### DOCUMENT SECTION
□ □ □

You can delete frames by selecting them individually and clicking the Trash icon. In release five, we had to delete a lot of empty slide slots on the holder. SilverFast seems to identify scannable frames by contrast detection. Hence a dark slide only convinced SilverFast a part of it was the image. The program, in short, doesn't look for a repeating pattern (as you might have on a 12-up slide holder). In release six, the function only found one frame. We didn't have to do any deletions, but we didn't enjoy any automation either.
This is a new function, so we hope a little more tender loving care will turn it into the useful tool we all could use.
The most exciting development in this release, however, is the new multi-exposure option. At PMA we discussed the feature with several scanner manufacturers who were universally delighted with it.
LaserSoft discovered that by scanning once for highlights and once for shadows (at two different exposures that is) and then combining the two scans into one high density range image, it was able to 1) reduce noise while 2) revealing shadow detail and 3) still retain highlight detail.
Scanner manufacturers are fond of quoting Dmax numbers (especially above 4.0), for their units but they don't easily confess that they've cranked up exposure so much to get that Dmax that the highlights are blown out. The rarely quoted density range is what you're really interested in (Dmax minus Dmin) for single pass scanning.
But with Multi-Exposure you can tap into that Dmax to get shadow detail without sacrificing highlight detail, which can be captured on a second pass exposed just for them. Ingenious.
LaserSoft claims the new feature makes multi-sampling obsolete. And we agree. Unfortunately the feature isn't available for all scanners that run SilverFast. Check the SilverFast site to see if your scanner is supported. If it is, consider yourself the proud owner of a new scanner. It's that good.
To use Multi-Exposure, pick a 48-bit scanner setting, set the Multi-Sampling option to "1" and then click on the Multi-Exposure button below it to set it to "2." Your scanner will perform a dark scan of the shadow detail and a lighter scan of the highlight detail and then merge the two together into a 16-bit channel file.
We found it helpful to adjust exposure before scanning, which we would normally do. The presets for type of scan are disabled in this mode.
With release 6 of version 6.5, SilverFast also includes auto calibration. This new trick uses the auto frames detection capability as well as new IT8 targets manufactured by LaserSoft that include barcodes.
The barcodes imprinted on LaserSoft's IT8 targets tell SilverFast exactly what reference data to use for the target. You can do this manually, of course, for any IT8 target (as you always have), but the one-click automation can do it for you with the barcode. The reference data simply tells the calibration software what the values of each color block on the target actually are, as opposed to how the scanner has read them. The difference is the calibration.
This works with both reflective and transmissive targets, both of which are available from the company (http://www.silverfast.com/show/it8/en.html). The transparencies available include Kodak 35mm ($50), 6x7 ($33) and 4x5 ($33), Fuji 35mm ($110), 6x7 ($95) and 4x5 ($95). Reflective targets include Fuji 10x14cm ($33), 5x7 ($33), 16x21cm ($76).
Version 6.5 can also scan to PDF, pass SilverFast Ai's HDR gamma optimizations of 48-bit scans on to SilverFast HDR for further processing and adds a color cast neutralizer to NegaFix.
Version 6.5 is a compelling upgrade and release 6, with the inclusion of auto calibration, makes it a no-brainer for commercial studios where time is money. We'd like to see auto frame alignment polished a bit, but that's no reason to deny yourself the advantages of innovations like Multi-Exposure and its other useful improvements.

□ □ □

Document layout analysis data
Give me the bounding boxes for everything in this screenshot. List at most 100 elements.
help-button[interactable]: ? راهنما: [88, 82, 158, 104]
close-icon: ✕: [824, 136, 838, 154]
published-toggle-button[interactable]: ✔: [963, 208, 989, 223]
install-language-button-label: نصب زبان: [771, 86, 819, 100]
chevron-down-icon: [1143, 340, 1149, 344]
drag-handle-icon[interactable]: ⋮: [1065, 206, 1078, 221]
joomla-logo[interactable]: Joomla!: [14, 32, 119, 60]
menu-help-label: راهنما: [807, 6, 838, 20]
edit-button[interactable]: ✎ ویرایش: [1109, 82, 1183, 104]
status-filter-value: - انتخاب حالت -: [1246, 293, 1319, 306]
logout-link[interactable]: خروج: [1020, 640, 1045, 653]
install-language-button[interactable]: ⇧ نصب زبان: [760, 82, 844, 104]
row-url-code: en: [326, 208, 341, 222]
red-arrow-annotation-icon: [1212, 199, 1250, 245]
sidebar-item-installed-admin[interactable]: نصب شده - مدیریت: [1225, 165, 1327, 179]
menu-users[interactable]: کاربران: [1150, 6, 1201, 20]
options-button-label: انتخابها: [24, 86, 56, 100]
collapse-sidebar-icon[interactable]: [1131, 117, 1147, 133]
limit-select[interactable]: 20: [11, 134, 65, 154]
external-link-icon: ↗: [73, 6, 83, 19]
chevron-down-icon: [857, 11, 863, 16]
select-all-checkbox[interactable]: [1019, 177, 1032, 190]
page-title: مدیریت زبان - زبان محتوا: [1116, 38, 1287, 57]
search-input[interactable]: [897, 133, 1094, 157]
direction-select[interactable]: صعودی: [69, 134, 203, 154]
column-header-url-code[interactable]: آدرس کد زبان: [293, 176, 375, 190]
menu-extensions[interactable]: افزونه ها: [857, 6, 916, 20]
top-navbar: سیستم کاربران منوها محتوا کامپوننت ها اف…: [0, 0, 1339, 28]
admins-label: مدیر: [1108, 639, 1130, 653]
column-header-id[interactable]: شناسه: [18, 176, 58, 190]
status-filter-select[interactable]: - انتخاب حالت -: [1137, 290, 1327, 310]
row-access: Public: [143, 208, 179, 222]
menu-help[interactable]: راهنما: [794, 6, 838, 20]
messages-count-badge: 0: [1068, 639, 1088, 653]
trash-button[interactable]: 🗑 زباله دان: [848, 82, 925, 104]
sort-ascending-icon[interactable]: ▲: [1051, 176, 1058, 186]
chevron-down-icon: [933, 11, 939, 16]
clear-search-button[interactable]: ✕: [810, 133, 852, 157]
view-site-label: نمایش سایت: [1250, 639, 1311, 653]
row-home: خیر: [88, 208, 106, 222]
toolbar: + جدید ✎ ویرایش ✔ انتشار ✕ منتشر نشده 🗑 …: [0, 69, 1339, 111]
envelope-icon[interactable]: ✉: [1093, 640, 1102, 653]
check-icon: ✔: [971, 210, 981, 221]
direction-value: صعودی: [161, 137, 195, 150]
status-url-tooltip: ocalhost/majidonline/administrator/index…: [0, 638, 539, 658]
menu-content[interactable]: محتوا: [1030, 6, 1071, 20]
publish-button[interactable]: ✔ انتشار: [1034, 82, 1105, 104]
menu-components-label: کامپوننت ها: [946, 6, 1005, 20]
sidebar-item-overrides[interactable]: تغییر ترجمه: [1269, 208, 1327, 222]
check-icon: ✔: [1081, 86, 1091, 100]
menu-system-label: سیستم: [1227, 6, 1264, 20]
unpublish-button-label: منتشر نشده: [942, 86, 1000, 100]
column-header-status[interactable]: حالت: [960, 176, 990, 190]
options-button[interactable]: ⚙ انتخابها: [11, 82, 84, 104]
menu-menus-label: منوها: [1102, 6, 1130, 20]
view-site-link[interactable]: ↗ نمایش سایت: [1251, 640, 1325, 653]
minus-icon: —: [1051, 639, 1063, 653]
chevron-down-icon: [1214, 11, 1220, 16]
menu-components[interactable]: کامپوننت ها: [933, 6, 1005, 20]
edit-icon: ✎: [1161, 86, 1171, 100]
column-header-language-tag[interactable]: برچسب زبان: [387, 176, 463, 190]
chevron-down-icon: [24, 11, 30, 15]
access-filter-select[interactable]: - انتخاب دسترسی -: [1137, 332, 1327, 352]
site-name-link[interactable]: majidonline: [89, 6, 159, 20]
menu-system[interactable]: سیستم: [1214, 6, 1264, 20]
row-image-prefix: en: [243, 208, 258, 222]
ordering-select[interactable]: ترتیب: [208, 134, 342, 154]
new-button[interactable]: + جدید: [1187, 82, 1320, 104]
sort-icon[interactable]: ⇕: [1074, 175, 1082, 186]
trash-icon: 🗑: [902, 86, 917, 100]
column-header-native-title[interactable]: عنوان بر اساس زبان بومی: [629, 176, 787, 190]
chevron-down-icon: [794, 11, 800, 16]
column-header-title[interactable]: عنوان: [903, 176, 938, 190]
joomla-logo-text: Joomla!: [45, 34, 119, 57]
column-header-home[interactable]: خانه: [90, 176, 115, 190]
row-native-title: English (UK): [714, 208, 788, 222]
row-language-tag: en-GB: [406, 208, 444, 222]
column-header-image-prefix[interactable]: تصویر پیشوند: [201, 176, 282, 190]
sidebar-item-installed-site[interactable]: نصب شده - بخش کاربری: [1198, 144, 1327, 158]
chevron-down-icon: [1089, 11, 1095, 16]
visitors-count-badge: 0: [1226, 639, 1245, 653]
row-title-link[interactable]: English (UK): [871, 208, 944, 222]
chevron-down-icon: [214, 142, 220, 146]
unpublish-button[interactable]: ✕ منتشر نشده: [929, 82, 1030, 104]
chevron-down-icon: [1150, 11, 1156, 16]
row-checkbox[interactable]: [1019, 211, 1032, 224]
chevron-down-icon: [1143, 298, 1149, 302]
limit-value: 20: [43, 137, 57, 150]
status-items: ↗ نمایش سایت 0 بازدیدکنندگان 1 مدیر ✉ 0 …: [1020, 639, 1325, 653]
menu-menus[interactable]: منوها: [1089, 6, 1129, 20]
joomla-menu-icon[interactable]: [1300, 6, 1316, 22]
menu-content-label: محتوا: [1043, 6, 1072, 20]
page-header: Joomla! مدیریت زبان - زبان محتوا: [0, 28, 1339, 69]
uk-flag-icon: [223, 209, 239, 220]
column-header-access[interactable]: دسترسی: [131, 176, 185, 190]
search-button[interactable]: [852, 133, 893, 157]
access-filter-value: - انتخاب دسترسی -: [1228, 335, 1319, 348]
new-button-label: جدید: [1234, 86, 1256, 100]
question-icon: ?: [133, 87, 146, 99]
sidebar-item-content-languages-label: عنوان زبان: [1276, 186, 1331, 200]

□ □ □

### EXPLORE THE MATERIAL
A - Name each transparency target that the SilverFast article lists as available, together with its price.
B - Reproduce the SilverFast article word for word, from "The most exciting" up to and including "single pass scanning.".

### LIST OF SOLUTIONS
A -
- Kodak 35mm ($50)
- Kodak 6x7 ($33)
- Kodak 4x5 ($33)
- Fuji 35mm ($110)
- Fuji 6x7 ($95)
- Fuji 4x5 ($95)

B -
The most exciting development in this release, however, is the new multi-exposure option. At PMA we discussed the feature with several scanner manufacturers who were universally delighted with it.
LaserSoft discovered that by scanning once for highlights and once for shadows (at two different exposures that is) and then combining the two scans into one high density range image, it was able to 1) reduce noise while 2) revealing shadow detail and 3) still retain highlight detail.
Scanner manufacturers are fond of quoting Dmax numbers (especially above 4.0), for their units but they don't easily confess that they've cranked up exposure so much to get that Dmax that the highlights are blown out. The rarely quoted density range is what you're really interested in (Dmax minus Dmin) for single pass scanning.